Work to be completed:
Update the records below so that every "message-bubble" becomes "chat-bubble", leaving everything else unchanged, and omit the pictures from your answer.

Records for the task:
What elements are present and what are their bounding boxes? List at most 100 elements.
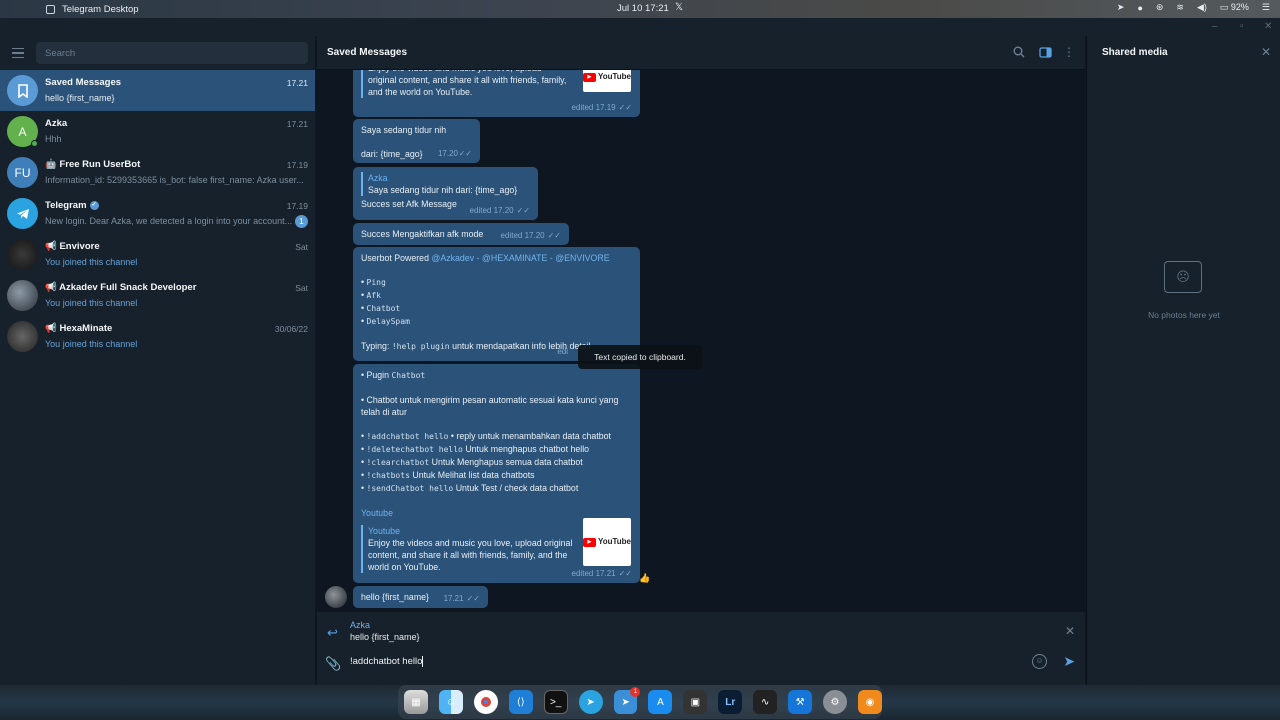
minimize-icon[interactable]: – xyxy=(1212,21,1218,32)
reply-quote[interactable]: Azka Saya sedang tidur nih dari: {time_a… xyxy=(361,172,530,196)
more-options-icon[interactable]: ⋮ xyxy=(1062,45,1076,59)
chat-preview: Hhh xyxy=(45,134,62,144)
empty-photos-icon: ☹ xyxy=(1164,261,1202,293)
chat-preview: You joined this channel xyxy=(45,339,138,349)
plugin-list: • Ping • Afk • Chatbot • DelaySpam xyxy=(361,276,632,328)
message-text: • Pugin Chatbot xyxy=(361,370,426,380)
accessibility-icon[interactable]: ⊛ xyxy=(1156,2,1164,13)
youtube-thumbnail[interactable]: ▶ YouTube xyxy=(583,70,631,92)
telegram-app-icon[interactable]: ➤ xyxy=(578,690,603,714)
search-input[interactable]: Search xyxy=(36,42,308,64)
read-ticks-icon: ✓✓ xyxy=(458,149,472,158)
send-icon[interactable]: ➤ xyxy=(1063,653,1075,670)
message-bubble[interactable]: hello {first_name} 17.21 ✓✓ xyxy=(353,586,488,608)
chat-item-free-run-userbot[interactable]: FU 🤖 Free Run UserBot Information_id: 52… xyxy=(0,152,315,193)
message-text: • Chatbot untuk mengirim pesan automatic… xyxy=(361,395,619,417)
xcode-icon[interactable]: ⚒ xyxy=(788,690,813,714)
message-bubble[interactable]: • Pugin Chatbot • Chatbot untuk mengirim… xyxy=(353,364,640,583)
message-meta: 17.20 xyxy=(437,149,458,158)
x-icon[interactable]: 𝕏 xyxy=(675,2,683,13)
channel-icon: 📢 xyxy=(45,241,60,252)
chat-list-panel: Search Saved Messages hello {first_name}… xyxy=(0,36,316,685)
chat-item-saved-messages[interactable]: Saved Messages hello {first_name} 17.21 xyxy=(0,70,315,111)
finder-icon[interactable]: ☺ xyxy=(438,690,463,714)
chat-preview: hello {first_name} xyxy=(45,93,115,103)
volume-icon[interactable]: ◀) xyxy=(1197,2,1207,13)
link-preview-text: Enjoy the videos and music you love, upl… xyxy=(368,538,573,572)
wifi-icon[interactable]: ≋ xyxy=(1176,2,1184,13)
notification-badge: 1 xyxy=(630,687,641,697)
play-icon: ▶ xyxy=(583,537,596,547)
app-title[interactable]: Telegram Desktop xyxy=(62,4,139,15)
battery-indicator[interactable]: ▭ 92% xyxy=(1220,2,1249,13)
verified-icon: ✓ xyxy=(89,200,99,210)
message-bubble[interactable]: Userbot Powered @Azkadev - @HEXAMINATE -… xyxy=(353,247,640,361)
chrome-icon[interactable] xyxy=(473,690,498,714)
chat-time: Sat xyxy=(295,242,308,252)
record-tray-icon[interactable]: ● xyxy=(1137,3,1142,13)
panel-title: Shared media xyxy=(1102,47,1168,58)
link-preview[interactable]: Youtube Enjoy the videos and music you l… xyxy=(361,525,575,573)
dock: ▦ ☺ ⟨⟩ >_ ➤ ➤ 1 A ▣ Lr ∿ ⚒ ⚙ ◉ xyxy=(398,685,882,719)
window-titlebar: – ▫ ✕ xyxy=(0,18,1280,36)
mention-links[interactable]: @Azkadev - @HEXAMINATE - @ENVIVORE xyxy=(431,253,609,263)
youtube-thumbnail[interactable]: ▶ YouTube xyxy=(583,518,631,566)
window-close-icon[interactable]: ✕ xyxy=(1264,21,1272,32)
play-icon: ▶ xyxy=(583,72,596,82)
menu-icon[interactable] xyxy=(0,47,36,59)
avatar[interactable] xyxy=(325,586,347,608)
thumbs-up-reaction-icon[interactable]: 👍 xyxy=(639,573,650,584)
sidebar-top: Search xyxy=(0,36,315,70)
chat-name: 🤖 Free Run UserBot xyxy=(45,159,141,170)
telegram-notify-icon[interactable]: ➤ 1 xyxy=(613,687,641,714)
app-store-icon[interactable]: A xyxy=(648,690,673,714)
launchpad-icon[interactable]: ▦ xyxy=(404,690,428,714)
list-item: • !chatbots Untuk Melihat list data chat… xyxy=(361,470,535,480)
message-text: Saya sedang tidur nih xyxy=(361,125,447,135)
chat-preview: New login. Dear Azka, we detected a logi… xyxy=(45,216,293,226)
cancel-reply-icon[interactable]: ✕ xyxy=(1065,624,1075,638)
avatar xyxy=(7,321,38,352)
clipboard-toast: Text copied to clipboard. xyxy=(578,345,702,369)
control-center-icon[interactable]: ☰ xyxy=(1262,2,1270,13)
lightroom-icon[interactable]: Lr xyxy=(718,690,743,714)
chat-time: Sat xyxy=(295,283,308,293)
settings-icon[interactable]: ⚙ xyxy=(823,690,847,714)
chat-item-hexaminate[interactable]: 📢 HexaMinate You joined this channel 30/… xyxy=(0,316,315,357)
emoji-icon[interactable]: ☺ xyxy=(1032,654,1047,669)
online-indicator xyxy=(31,140,38,147)
message-input[interactable]: !addchatbot hello xyxy=(350,656,424,667)
maximize-icon[interactable]: ▫ xyxy=(1240,21,1244,32)
message-meta: 17.21 ✓✓ xyxy=(443,594,480,603)
reply-name: Azka xyxy=(368,173,388,183)
bot-icon: 🤖 xyxy=(45,159,60,170)
control-panel-icon[interactable]: ▣ xyxy=(683,690,708,714)
message-bubble[interactable]: Azka Saya sedang tidur nih dari: {time_a… xyxy=(353,167,538,220)
avatar xyxy=(7,239,38,270)
vscode-icon[interactable]: ⟨⟩ xyxy=(508,690,533,714)
blender-icon[interactable]: ◉ xyxy=(858,690,882,714)
reply-to-name[interactable]: Azka xyxy=(350,620,370,630)
chat-item-azka[interactable]: A Azka Hhh 17.21 xyxy=(0,111,315,152)
chat-name: 📢 HexaMinate xyxy=(45,323,113,334)
chat-time: 17.21 xyxy=(286,78,308,88)
telegram-icon xyxy=(7,198,38,229)
chat-item-telegram[interactable]: Telegram ✓ New login. Dear Azka, we detec… xyxy=(0,193,315,234)
menubar-datetime[interactable]: Jul 10 17:21 xyxy=(617,3,669,14)
message-bubble[interactable]: Succes Mengaktifkan afk mode edited 17.2… xyxy=(353,223,569,245)
chat-title: Saved Messages xyxy=(327,47,408,58)
message-bubble[interactable]: Saya sedang tidur nih dari: {time_ago} 1… xyxy=(353,119,480,163)
chat-item-azkadev[interactable]: 📢 Azkadev Full Snack Developer You joine… xyxy=(0,275,315,316)
unread-badge: 1 xyxy=(295,215,308,228)
reply-to-text[interactable]: hello {first_name} xyxy=(350,632,420,642)
message-bubble[interactable]: Enjoy the videos and music you love, upl… xyxy=(353,70,640,117)
sidebar-toggle-icon[interactable] xyxy=(1038,45,1052,59)
search-icon[interactable] xyxy=(1012,45,1026,59)
inkscape-icon[interactable]: ∿ xyxy=(753,690,778,714)
attach-icon[interactable]: 📎 xyxy=(325,656,341,672)
command-list: • !addchatbot hello • reply untuk menamb… xyxy=(361,430,632,495)
close-icon[interactable]: ✕ xyxy=(1261,45,1271,59)
chat-item-envivore[interactable]: 📢 Envivore You joined this channel Sat xyxy=(0,234,315,275)
terminal-icon[interactable]: >_ xyxy=(543,690,568,714)
telegram-tray-icon[interactable]: ➤ xyxy=(1117,2,1125,13)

Full answer:
What elements are present and what are their bounding boxes? List at most 100 elements.
minimize-icon[interactable]: – xyxy=(1212,21,1218,32)
reply-quote[interactable]: Azka Saya sedang tidur nih dari: {time_a… xyxy=(361,172,530,196)
more-options-icon[interactable]: ⋮ xyxy=(1062,45,1076,59)
chat-preview: Hhh xyxy=(45,134,62,144)
empty-photos-icon: ☹ xyxy=(1164,261,1202,293)
chat-preview: You joined this channel xyxy=(45,339,138,349)
plugin-list: • Ping • Afk • Chatbot • DelaySpam xyxy=(361,276,632,328)
message-text: • Pugin Chatbot xyxy=(361,370,426,380)
accessibility-icon[interactable]: ⊛ xyxy=(1156,2,1164,13)
youtube-thumbnail[interactable]: ▶ YouTube xyxy=(583,70,631,92)
telegram-app-icon[interactable]: ➤ xyxy=(578,690,603,714)
search-input[interactable]: Search xyxy=(36,42,308,64)
read-ticks-icon: ✓✓ xyxy=(458,149,472,158)
send-icon[interactable]: ➤ xyxy=(1063,653,1075,670)
chat-bubble[interactable]: hello {first_name} 17.21 ✓✓ xyxy=(353,586,488,608)
chat-item-free-run-userbot[interactable]: FU 🤖 Free Run UserBot Information_id: 52… xyxy=(0,152,315,193)
message-text: • Chatbot untuk mengirim pesan automatic… xyxy=(361,395,619,417)
xcode-icon[interactable]: ⚒ xyxy=(788,690,813,714)
chat-bubble[interactable]: • Pugin Chatbot • Chatbot untuk mengirim… xyxy=(353,364,640,583)
message-meta: 17.20 xyxy=(437,149,458,158)
x-icon[interactable]: 𝕏 xyxy=(675,2,683,13)
channel-icon: 📢 xyxy=(45,241,60,252)
chat-list-panel: Search Saved Messages hello {first_name}… xyxy=(0,36,316,685)
chat-item-saved-messages[interactable]: Saved Messages hello {first_name} 17.21 xyxy=(0,70,315,111)
finder-icon[interactable]: ☺ xyxy=(438,690,463,714)
chat-preview: hello {first_name} xyxy=(45,93,115,103)
volume-icon[interactable]: ◀) xyxy=(1197,2,1207,13)
link-preview-text: Enjoy the videos and music you love, upl… xyxy=(368,538,573,572)
wifi-icon[interactable]: ≋ xyxy=(1176,2,1184,13)
notification-badge: 1 xyxy=(630,687,641,697)
play-icon: ▶ xyxy=(583,537,596,547)
app-title[interactable]: Telegram Desktop xyxy=(62,4,139,15)
battery-indicator[interactable]: ▭ 92% xyxy=(1220,2,1249,13)
verified-icon: ✓ xyxy=(89,200,99,210)
chat-bubble[interactable]: Userbot Powered @Azkadev - @HEXAMINATE -… xyxy=(353,247,640,361)
chrome-icon[interactable] xyxy=(473,690,498,714)
chat-time: Sat xyxy=(295,242,308,252)
record-tray-icon[interactable]: ● xyxy=(1137,3,1142,13)
panel-title: Shared media xyxy=(1102,47,1168,58)
link-preview[interactable]: Youtube Enjoy the videos and music you l… xyxy=(361,525,575,573)
dock: ▦ ☺ ⟨⟩ >_ ➤ ➤ 1 A ▣ Lr ∿ ⚒ ⚙ ◉ xyxy=(398,685,882,719)
window-titlebar: – ▫ ✕ xyxy=(0,18,1280,36)
mention-links[interactable]: @Azkadev - @HEXAMINATE - @ENVIVORE xyxy=(431,253,609,263)
youtube-thumbnail[interactable]: ▶ YouTube xyxy=(583,518,631,566)
window-close-icon[interactable]: ✕ xyxy=(1264,21,1272,32)
play-icon: ▶ xyxy=(583,72,596,82)
menu-icon[interactable] xyxy=(0,47,36,59)
avatar[interactable] xyxy=(325,586,347,608)
thumbs-up-reaction-icon[interactable]: 👍 xyxy=(639,573,650,584)
sidebar-top: Search xyxy=(0,36,315,70)
chat-name: 🤖 Free Run UserBot xyxy=(45,159,141,170)
telegram-notify-icon[interactable]: ➤ 1 xyxy=(613,687,641,714)
app-store-icon[interactable]: A xyxy=(648,690,673,714)
launchpad-icon[interactable]: ▦ xyxy=(404,690,428,714)
list-item: • !chatbots Untuk Melihat list data chat… xyxy=(361,470,535,480)
message-text: Saya sedang tidur nih xyxy=(361,125,447,135)
chat-preview: New login. Dear Azka, we detected a logi… xyxy=(45,216,293,226)
cancel-reply-icon[interactable]: ✕ xyxy=(1065,624,1075,638)
avatar xyxy=(7,321,38,352)
clipboard-toast: Text copied to clipboard. xyxy=(578,345,702,369)
control-center-icon[interactable]: ☰ xyxy=(1262,2,1270,13)
lightroom-icon[interactable]: Lr xyxy=(718,690,743,714)
chat-time: Sat xyxy=(295,283,308,293)
settings-icon[interactable]: ⚙ xyxy=(823,690,847,714)
chat-item-hexaminate[interactable]: 📢 HexaMinate You joined this channel 30/… xyxy=(0,316,315,357)
emoji-icon[interactable]: ☺ xyxy=(1032,654,1047,669)
online-indicator xyxy=(31,140,38,147)
message-input[interactable]: !addchatbot hello xyxy=(350,656,424,667)
maximize-icon[interactable]: ▫ xyxy=(1240,21,1244,32)
message-meta: 17.21 ✓✓ xyxy=(443,594,480,603)
reply-name: Azka xyxy=(368,173,388,183)
bot-icon: 🤖 xyxy=(45,159,60,170)
control-panel-icon[interactable]: ▣ xyxy=(683,690,708,714)
chat-bubble[interactable]: Azka Saya sedang tidur nih dari: {time_a… xyxy=(353,167,538,220)
avatar xyxy=(7,239,38,270)
vscode-icon[interactable]: ⟨⟩ xyxy=(508,690,533,714)
blender-icon[interactable]: ◉ xyxy=(858,690,882,714)
reply-to-name[interactable]: Azka xyxy=(350,620,370,630)
chat-item-azka[interactable]: A Azka Hhh 17.21 xyxy=(0,111,315,152)
chat-name: 📢 HexaMinate xyxy=(45,323,113,334)
chat-time: 17.21 xyxy=(286,78,308,88)
telegram-icon xyxy=(7,198,38,229)
chat-item-telegram[interactable]: Telegram ✓ New login. Dear Azka, we detec… xyxy=(0,193,315,234)
menubar-datetime[interactable]: Jul 10 17:21 xyxy=(617,3,669,14)
chat-bubble[interactable]: Succes Mengaktifkan afk mode edited 17.2… xyxy=(353,223,569,245)
chat-title: Saved Messages xyxy=(327,47,408,58)
chat-bubble[interactable]: Saya sedang tidur nih dari: {time_ago} 1… xyxy=(353,119,480,163)
chat-item-azkadev[interactable]: 📢 Azkadev Full Snack Developer You joine… xyxy=(0,275,315,316)
unread-badge: 1 xyxy=(295,215,308,228)
reply-to-text[interactable]: hello {first_name} xyxy=(350,632,420,642)
chat-bubble[interactable]: Enjoy the videos and music you love, upl… xyxy=(353,70,640,117)
sidebar-toggle-icon[interactable] xyxy=(1038,45,1052,59)
search-icon[interactable] xyxy=(1012,45,1026,59)
inkscape-icon[interactable]: ∿ xyxy=(753,690,778,714)
attach-icon[interactable]: 📎 xyxy=(325,656,341,672)
command-list: • !addchatbot hello • reply untuk menamb… xyxy=(361,430,632,495)
close-icon[interactable]: ✕ xyxy=(1261,45,1271,59)
chat-item-envivore[interactable]: 📢 Envivore You joined this channel Sat xyxy=(0,234,315,275)
terminal-icon[interactable]: >_ xyxy=(543,690,568,714)
telegram-tray-icon[interactable]: ➤ xyxy=(1117,2,1125,13)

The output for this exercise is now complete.